Collected data:
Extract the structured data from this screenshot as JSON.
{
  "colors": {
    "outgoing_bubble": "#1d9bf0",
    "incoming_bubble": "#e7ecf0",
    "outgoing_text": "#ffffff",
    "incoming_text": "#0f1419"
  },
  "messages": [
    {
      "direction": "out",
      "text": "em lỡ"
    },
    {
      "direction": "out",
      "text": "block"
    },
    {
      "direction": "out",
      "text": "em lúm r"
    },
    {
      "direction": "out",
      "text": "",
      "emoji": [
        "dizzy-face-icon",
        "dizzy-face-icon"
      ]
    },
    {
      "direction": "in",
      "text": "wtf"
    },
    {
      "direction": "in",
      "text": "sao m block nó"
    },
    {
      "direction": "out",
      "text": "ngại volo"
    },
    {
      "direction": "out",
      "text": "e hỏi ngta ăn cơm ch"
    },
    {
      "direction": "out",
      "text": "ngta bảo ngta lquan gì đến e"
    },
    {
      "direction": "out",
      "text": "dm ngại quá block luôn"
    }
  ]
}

## Work to be completed
Copy out all lines that carry the word "ngại".

## Response to the task
      "text": "ngại volo"
      "text": "dm ngại quá block luôn"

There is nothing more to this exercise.